WORK TO COMPLETE
**1)** Answer these questions about the head and neck cancer study excerpt:
(a) What were the median diagnosis-to-treatment interval and its range?
(b) How many patients remained for analysis after the exclusions?
(c) How was the diagnosis-to-treatment interval defined?
**2)** Carry on the head and neck cancer study excerpt from its final sentence onward, keeping its formal scientific style.

EXCERPT TO READ
- - -
Impact of diagnosis-to-treatment interval (DTI) on cancer control outcomes. A, Locoregional control. B, Distant metastases-free survival. C, Overall survival. The median DTI was 34 days.
Impact of diagnosis-to-treatment interval (DTI) by quartiles on cancer control outcomes. A, Locoregional control. B, Overall survival.
Caudell JJ, Locher JL, Bonner JA. Diagnosis-to-Treatment Interval and Control of Locoregionally Advanced Head and Neck Cancer. Arch Otolaryngol Head Neck Surg. 2011;137(3):282-285. doi:10.1001/archoto.2011.20
To assess the impact of prolonged diagnosis-to-treatment interval (DTI) that falls in the time frame associated with the increasing complexity of planning treatment for patients with locoregionally advanced head and neck cancer (LAHNC).
The University of Alabama at Birmingham.
An institutional database was searched for all patients with LAHNC who were treated with radiotherapy between 1995 and 2007 at the University of Alabama at Birmingham. After patients with prior treatment for head and neck cancer (including surgery or neoadjuvant chemotherapy), patients younger than 18 years, and patients with stage I or II tumors were excluded, 427 patients remained for analysis.
Main Outcome Measures
The DTI was defined as the time in days between the date that a biopsy specimen showing malignancy was obtained and the first day of radiotherapy.
The median DTI was 34 days (range, 7-441 days). A longer DTI was not significantly associated with locoregional control (P = .11), distant metastases-free survival (P = .32), or overall survival (P = .07).
A prolonged DTI did not appear to adversely affect outcomes in this cohort of patients with LAHNC.
Physicians and patients are often concerned regarding any prolonged treatment delay from the time of diagnosis of a squamous cell carcinoma of the head and neck. This concern stems from the belief that delays allow the growth of the local tumor and increase the likelihood of distant metastases. Clearly, delays that exceed a certain threshold will eventually result in progression.
Patients with locoregionally advanced head and neck cancer (LAHNC) often present with many baseline difficulties that require social, dental, and nutritional interventions. Also, the treatment planning process for these complex tumors may take longer than that for other tumors. This process has become increasingly complex with the advent of treatment planning procedures that may include the fusion of magnetic resonance or positron emission images with computed tomographic (CT) images. Furthermore, the complexities associated with intensity-modulated radiotherapy (IMRT) may cause delays in the start of radiotherapy.
- - -
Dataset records
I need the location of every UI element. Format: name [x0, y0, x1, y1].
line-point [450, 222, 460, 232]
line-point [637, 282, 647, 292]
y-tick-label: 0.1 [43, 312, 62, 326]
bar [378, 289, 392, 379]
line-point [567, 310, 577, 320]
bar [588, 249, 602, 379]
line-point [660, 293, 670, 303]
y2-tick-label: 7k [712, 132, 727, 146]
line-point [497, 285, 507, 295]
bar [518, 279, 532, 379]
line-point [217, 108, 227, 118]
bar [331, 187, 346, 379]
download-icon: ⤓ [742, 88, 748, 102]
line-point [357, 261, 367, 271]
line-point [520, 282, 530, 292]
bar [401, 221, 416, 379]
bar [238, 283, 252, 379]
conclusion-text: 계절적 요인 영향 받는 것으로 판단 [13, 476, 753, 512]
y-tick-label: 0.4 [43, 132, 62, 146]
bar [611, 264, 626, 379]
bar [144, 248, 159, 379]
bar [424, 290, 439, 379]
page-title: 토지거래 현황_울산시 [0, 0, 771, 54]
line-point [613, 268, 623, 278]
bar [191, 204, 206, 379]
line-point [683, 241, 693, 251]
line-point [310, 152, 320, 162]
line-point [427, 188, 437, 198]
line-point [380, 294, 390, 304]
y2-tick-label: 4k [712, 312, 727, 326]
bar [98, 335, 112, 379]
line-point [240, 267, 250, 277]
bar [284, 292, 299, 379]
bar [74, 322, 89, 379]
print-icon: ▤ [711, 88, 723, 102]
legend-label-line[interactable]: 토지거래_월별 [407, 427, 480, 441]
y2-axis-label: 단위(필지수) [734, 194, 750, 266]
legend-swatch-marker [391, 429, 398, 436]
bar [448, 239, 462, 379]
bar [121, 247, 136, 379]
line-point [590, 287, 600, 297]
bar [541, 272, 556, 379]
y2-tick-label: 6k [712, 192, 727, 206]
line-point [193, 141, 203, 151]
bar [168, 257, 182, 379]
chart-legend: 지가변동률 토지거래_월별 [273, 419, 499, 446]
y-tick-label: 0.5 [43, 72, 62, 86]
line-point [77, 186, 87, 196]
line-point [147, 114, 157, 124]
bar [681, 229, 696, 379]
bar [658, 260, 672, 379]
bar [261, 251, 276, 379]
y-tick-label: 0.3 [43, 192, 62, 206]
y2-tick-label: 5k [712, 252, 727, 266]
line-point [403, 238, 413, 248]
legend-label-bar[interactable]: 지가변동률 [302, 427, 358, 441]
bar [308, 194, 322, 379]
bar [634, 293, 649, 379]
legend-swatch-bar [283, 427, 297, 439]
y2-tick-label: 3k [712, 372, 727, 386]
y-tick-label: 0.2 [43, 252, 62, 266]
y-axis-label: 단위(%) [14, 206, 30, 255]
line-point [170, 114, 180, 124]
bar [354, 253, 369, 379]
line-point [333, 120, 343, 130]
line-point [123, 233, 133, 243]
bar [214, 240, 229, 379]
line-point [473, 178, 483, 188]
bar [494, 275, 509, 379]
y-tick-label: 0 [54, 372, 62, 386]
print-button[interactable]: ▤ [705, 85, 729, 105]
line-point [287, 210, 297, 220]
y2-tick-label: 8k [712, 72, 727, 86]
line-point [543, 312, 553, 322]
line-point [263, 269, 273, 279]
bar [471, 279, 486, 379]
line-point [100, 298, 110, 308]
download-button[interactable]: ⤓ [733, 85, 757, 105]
- - -
TASK-BY-TASK RESULTS
**1)**
(a) The median was 34 days, with a range of 7 to 441 days.
(b) 427 patients remained for analysis.
(c) It was the time in days between the date that a biopsy specimen showing malignancy was obtained and the first day of radiotherapy.

**2)**
Some retrospective studies suggest that relatively short delays in the initiation of radiotherapy may be associated with increasing tumor bulk and with decreases in local control for a variety of cancers, including head and neck cancer.1,2 In a study of 61 patients with a diagnostic CT scan followed by a radiotherapy treatment planning CT scan usually weeks later, Jensen et al2 found that 30% had progressive disease on the treatment planning CT scan by Response Evaluation Criteria in Solid Tumors criteria, 62% had any measurable increase, 20% developed new lymph node metastases, and 16% showed progression in TNM classification. This progression may then be associated with decreased probability of local tumor control.3- 5 Two studies examining this question found decrements in outcomes with greater waiting times.6,7 Two other studies showed a nonsignificant trend supporting the hypothesis that longer waiting times result in inferior outcomes,8,9 although one study showed no association.10 In a systematic review of these retrospective data, Huang et al1 showed that there was a strong trend (P = .06) toward reduced local control with a 1-month (30-day) delay in radiotherapy. These prior findings suggest that tumor bulk or radioresistance increases with increasing diagnosis-to-treatment interval (DTI), thereby hindering the effect of radiotherapy. However, most of these data were from cases involving patients with early-stage head and neck cancer. Therefore, we sought to assess whether the DTI affected outcomes in cases involving patients with LAHNC.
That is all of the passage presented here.